▼

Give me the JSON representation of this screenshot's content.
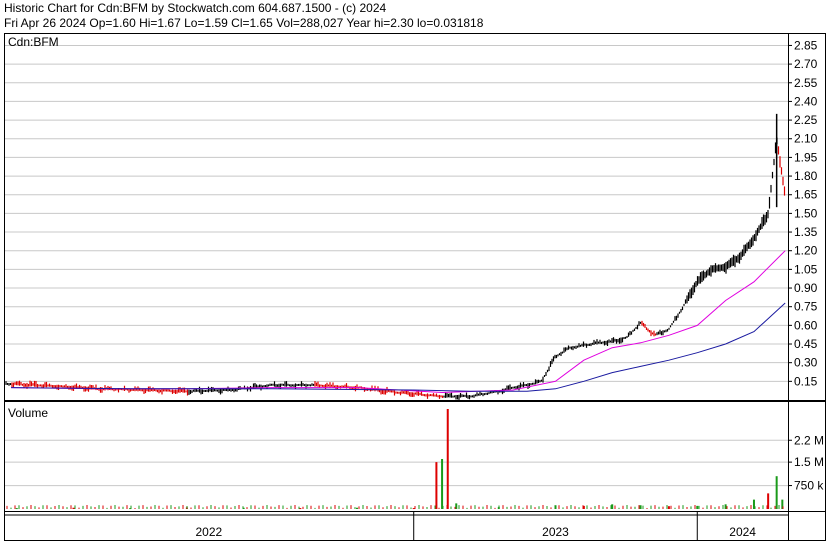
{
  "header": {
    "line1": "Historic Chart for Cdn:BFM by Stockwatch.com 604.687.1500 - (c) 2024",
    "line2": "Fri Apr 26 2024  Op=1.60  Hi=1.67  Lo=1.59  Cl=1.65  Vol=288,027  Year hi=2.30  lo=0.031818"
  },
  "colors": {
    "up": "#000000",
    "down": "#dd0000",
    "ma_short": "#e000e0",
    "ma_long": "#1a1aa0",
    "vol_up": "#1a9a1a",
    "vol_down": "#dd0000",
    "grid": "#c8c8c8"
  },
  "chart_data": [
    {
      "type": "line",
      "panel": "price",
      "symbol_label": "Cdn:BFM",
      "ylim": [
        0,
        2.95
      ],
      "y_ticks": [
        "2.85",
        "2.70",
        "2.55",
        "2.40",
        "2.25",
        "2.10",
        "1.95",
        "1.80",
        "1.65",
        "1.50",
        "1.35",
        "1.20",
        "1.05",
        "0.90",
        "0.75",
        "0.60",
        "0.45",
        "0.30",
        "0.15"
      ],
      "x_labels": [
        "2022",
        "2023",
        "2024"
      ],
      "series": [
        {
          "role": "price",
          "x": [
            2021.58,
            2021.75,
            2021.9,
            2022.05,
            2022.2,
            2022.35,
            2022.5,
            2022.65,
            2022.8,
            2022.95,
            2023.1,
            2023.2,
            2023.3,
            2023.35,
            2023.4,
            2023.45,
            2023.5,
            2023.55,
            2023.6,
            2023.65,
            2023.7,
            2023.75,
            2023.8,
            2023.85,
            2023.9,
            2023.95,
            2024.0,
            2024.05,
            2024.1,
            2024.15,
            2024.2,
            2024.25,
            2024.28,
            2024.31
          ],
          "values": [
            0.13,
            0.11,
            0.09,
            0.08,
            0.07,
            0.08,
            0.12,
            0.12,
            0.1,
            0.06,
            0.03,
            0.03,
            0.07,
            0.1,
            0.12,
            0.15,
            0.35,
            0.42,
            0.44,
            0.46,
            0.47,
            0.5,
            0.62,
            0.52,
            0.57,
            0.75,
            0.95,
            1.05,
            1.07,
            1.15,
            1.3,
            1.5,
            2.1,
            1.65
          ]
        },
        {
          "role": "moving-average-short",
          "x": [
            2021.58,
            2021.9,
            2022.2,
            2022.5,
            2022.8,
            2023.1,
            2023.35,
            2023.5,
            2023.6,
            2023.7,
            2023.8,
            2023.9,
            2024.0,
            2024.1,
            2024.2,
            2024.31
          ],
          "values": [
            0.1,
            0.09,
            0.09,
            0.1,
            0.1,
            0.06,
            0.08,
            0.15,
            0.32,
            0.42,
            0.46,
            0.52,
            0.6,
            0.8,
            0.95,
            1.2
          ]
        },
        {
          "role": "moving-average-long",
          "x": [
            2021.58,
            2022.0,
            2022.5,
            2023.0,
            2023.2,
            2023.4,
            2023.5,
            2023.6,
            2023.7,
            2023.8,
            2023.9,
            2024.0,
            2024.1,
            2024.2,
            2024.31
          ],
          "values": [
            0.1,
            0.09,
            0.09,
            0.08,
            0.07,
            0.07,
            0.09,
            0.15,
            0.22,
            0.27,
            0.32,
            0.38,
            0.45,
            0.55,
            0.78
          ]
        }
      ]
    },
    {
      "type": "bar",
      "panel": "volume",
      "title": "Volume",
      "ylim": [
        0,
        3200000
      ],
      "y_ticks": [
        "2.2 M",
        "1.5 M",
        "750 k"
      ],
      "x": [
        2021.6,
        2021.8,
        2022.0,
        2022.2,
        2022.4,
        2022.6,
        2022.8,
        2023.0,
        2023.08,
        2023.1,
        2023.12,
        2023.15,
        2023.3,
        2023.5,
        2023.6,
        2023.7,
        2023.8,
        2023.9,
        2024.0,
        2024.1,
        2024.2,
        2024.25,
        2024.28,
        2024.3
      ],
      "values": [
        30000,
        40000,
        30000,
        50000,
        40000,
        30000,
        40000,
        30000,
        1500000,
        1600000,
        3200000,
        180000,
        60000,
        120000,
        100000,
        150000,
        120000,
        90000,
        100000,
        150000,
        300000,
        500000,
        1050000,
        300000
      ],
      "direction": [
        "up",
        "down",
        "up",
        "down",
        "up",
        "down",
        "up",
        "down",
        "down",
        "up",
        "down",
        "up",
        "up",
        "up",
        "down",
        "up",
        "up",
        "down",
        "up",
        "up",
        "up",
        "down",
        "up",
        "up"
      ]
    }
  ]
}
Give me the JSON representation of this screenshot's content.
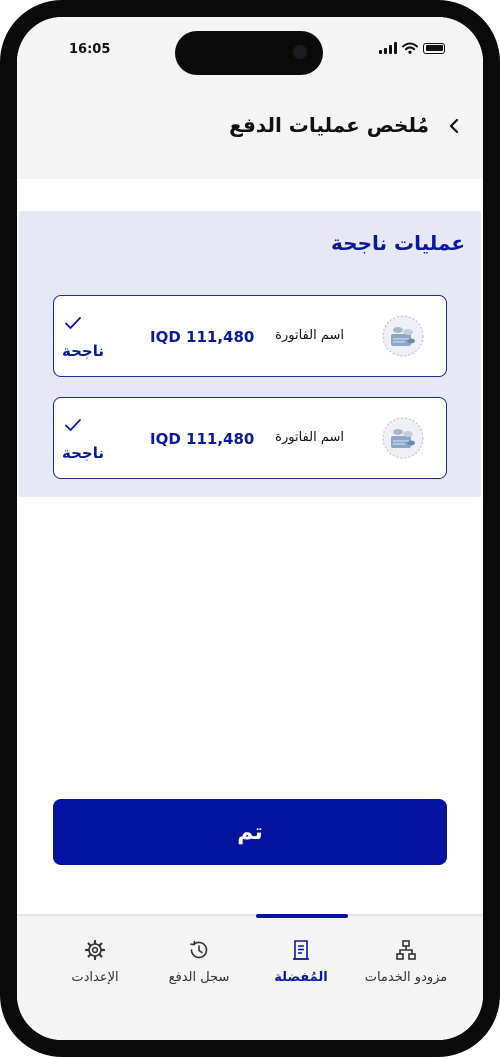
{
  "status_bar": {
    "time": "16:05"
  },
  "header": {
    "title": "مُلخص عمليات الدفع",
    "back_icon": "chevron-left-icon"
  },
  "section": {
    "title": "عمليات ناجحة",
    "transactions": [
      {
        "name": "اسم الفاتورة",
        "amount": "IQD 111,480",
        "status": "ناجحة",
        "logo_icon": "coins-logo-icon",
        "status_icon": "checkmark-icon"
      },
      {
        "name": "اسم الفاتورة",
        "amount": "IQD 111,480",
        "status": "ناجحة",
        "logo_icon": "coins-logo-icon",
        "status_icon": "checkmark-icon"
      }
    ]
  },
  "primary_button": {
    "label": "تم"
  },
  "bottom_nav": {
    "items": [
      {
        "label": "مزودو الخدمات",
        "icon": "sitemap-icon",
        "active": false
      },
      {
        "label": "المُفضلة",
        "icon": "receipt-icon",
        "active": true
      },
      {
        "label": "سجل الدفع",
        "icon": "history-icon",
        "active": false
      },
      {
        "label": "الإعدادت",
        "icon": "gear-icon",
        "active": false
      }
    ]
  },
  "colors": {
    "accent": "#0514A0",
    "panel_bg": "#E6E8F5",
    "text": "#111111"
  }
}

▲

Extract the full listing above verbatim; pictures are to be left out of the copy.

Output:
Give me the JSON representation of this screenshot's content.
{
  "header": {
    "line1": "Historic Chart for Cdn:BFM by Stockwatch.com 604.687.1500 - (c) 2024",
    "line2": "Fri Apr 26 2024  Op=1.60  Hi=1.67  Lo=1.59  Cl=1.65  Vol=288,027  Year hi=2.30  lo=0.031818"
  },
  "colors": {
    "up": "#000000",
    "down": "#dd0000",
    "ma_short": "#e000e0",
    "ma_long": "#1a1aa0",
    "vol_up": "#1a9a1a",
    "vol_down": "#dd0000",
    "grid": "#c8c8c8"
  },
  "chart_data": [
    {
      "type": "line",
      "panel": "price",
      "symbol_label": "Cdn:BFM",
      "ylim": [
        0,
        2.95
      ],
      "y_ticks": [
        "2.85",
        "2.70",
        "2.55",
        "2.40",
        "2.25",
        "2.10",
        "1.95",
        "1.80",
        "1.65",
        "1.50",
        "1.35",
        "1.20",
        "1.05",
        "0.90",
        "0.75",
        "0.60",
        "0.45",
        "0.30",
        "0.15"
      ],
      "x_labels": [
        "2022",
        "2023",
        "2024"
      ],
      "series": [
        {
          "role": "price",
          "x": [
            2021.58,
            2021.75,
            2021.9,
            2022.05,
            2022.2,
            2022.35,
            2022.5,
            2022.65,
            2022.8,
            2022.95,
            2023.1,
            2023.2,
            2023.3,
            2023.35,
            2023.4,
            2023.45,
            2023.5,
            2023.55,
            2023.6,
            2023.65,
            2023.7,
            2023.75,
            2023.8,
            2023.85,
            2023.9,
            2023.95,
            2024.0,
            2024.05,
            2024.1,
            2024.15,
            2024.2,
            2024.25,
            2024.28,
            2024.31
          ],
          "values": [
            0.13,
            0.11,
            0.09,
            0.08,
            0.07,
            0.08,
            0.12,
            0.12,
            0.1,
            0.06,
            0.03,
            0.03,
            0.07,
            0.1,
            0.12,
            0.15,
            0.35,
            0.42,
            0.44,
            0.46,
            0.47,
            0.5,
            0.62,
            0.52,
            0.57,
            0.75,
            0.95,
            1.05,
            1.07,
            1.15,
            1.3,
            1.5,
            2.1,
            1.65
          ]
        },
        {
          "role": "moving-average-short",
          "x": [
            2021.58,
            2021.9,
            2022.2,
            2022.5,
            2022.8,
            2023.1,
            2023.35,
            2023.5,
            2023.6,
            2023.7,
            2023.8,
            2023.9,
            2024.0,
            2024.1,
            2024.2,
            2024.31
          ],
          "values": [
            0.1,
            0.09,
            0.09,
            0.1,
            0.1,
            0.06,
            0.08,
            0.15,
            0.32,
            0.42,
            0.46,
            0.52,
            0.6,
            0.8,
            0.95,
            1.2
          ]
        },
        {
          "role": "moving-average-long",
          "x": [
            2021.58,
            2022.0,
            2022.5,
            2023.0,
            2023.2,
            2023.4,
            2023.5,
            2023.6,
            2023.7,
            2023.8,
            2023.9,
            2024.0,
            2024.1,
            2024.2,
            2024.31
          ],
          "values": [
            0.1,
            0.09,
            0.09,
            0.08,
            0.07,
            0.07,
            0.09,
            0.15,
            0.22,
            0.27,
            0.32,
            0.38,
            0.45,
            0.55,
            0.78
          ]
        }
      ]
    },
    {
      "type": "bar",
      "panel": "volume",
      "title": "Volume",
      "ylim": [
        0,
        3200000
      ],
      "y_ticks": [
        "2.2 M",
        "1.5 M",
        "750 k"
      ],
      "x": [
        2021.6,
        2021.8,
        2022.0,
        2022.2,
        2022.4,
        2022.6,
        2022.8,
        2023.0,
        2023.08,
        2023.1,
        2023.12,
        2023.15,
        2023.3,
        2023.5,
        2023.6,
        2023.7,
        2023.8,
        2023.9,
        2024.0,
        2024.1,
        2024.2,
        2024.25,
        2024.28,
        2024.3
      ],
      "values": [
        30000,
        40000,
        30000,
        50000,
        40000,
        30000,
        40000,
        30000,
        1500000,
        1600000,
        3200000,
        180000,
        60000,
        120000,
        100000,
        150000,
        120000,
        90000,
        100000,
        150000,
        300000,
        500000,
        1050000,
        300000
      ],
      "direction": [
        "up",
        "down",
        "up",
        "down",
        "up",
        "down",
        "up",
        "down",
        "down",
        "up",
        "down",
        "up",
        "up",
        "up",
        "down",
        "up",
        "up",
        "down",
        "up",
        "up",
        "up",
        "down",
        "up",
        "up"
      ]
    }
  ]
}
Give me the JSON representation of this screenshot's content.
{
  "status_bar": {
    "time": "16:05"
  },
  "header": {
    "title": "مُلخص عمليات الدفع",
    "back_icon": "chevron-left-icon"
  },
  "section": {
    "title": "عمليات ناجحة",
    "transactions": [
      {
        "name": "اسم الفاتورة",
        "amount": "IQD 111,480",
        "status": "ناجحة",
        "logo_icon": "coins-logo-icon",
        "status_icon": "checkmark-icon"
      },
      {
        "name": "اسم الفاتورة",
        "amount": "IQD 111,480",
        "status": "ناجحة",
        "logo_icon": "coins-logo-icon",
        "status_icon": "checkmark-icon"
      }
    ]
  },
  "primary_button": {
    "label": "تم"
  },
  "bottom_nav": {
    "items": [
      {
        "label": "مزودو الخدمات",
        "icon": "sitemap-icon",
        "active": false
      },
      {
        "label": "المُفضلة",
        "icon": "receipt-icon",
        "active": true
      },
      {
        "label": "سجل الدفع",
        "icon": "history-icon",
        "active": false
      },
      {
        "label": "الإعدادت",
        "icon": "gear-icon",
        "active": false
      }
    ]
  },
  "colors": {
    "accent": "#0514A0",
    "panel_bg": "#E6E8F5",
    "text": "#111111"
  }
}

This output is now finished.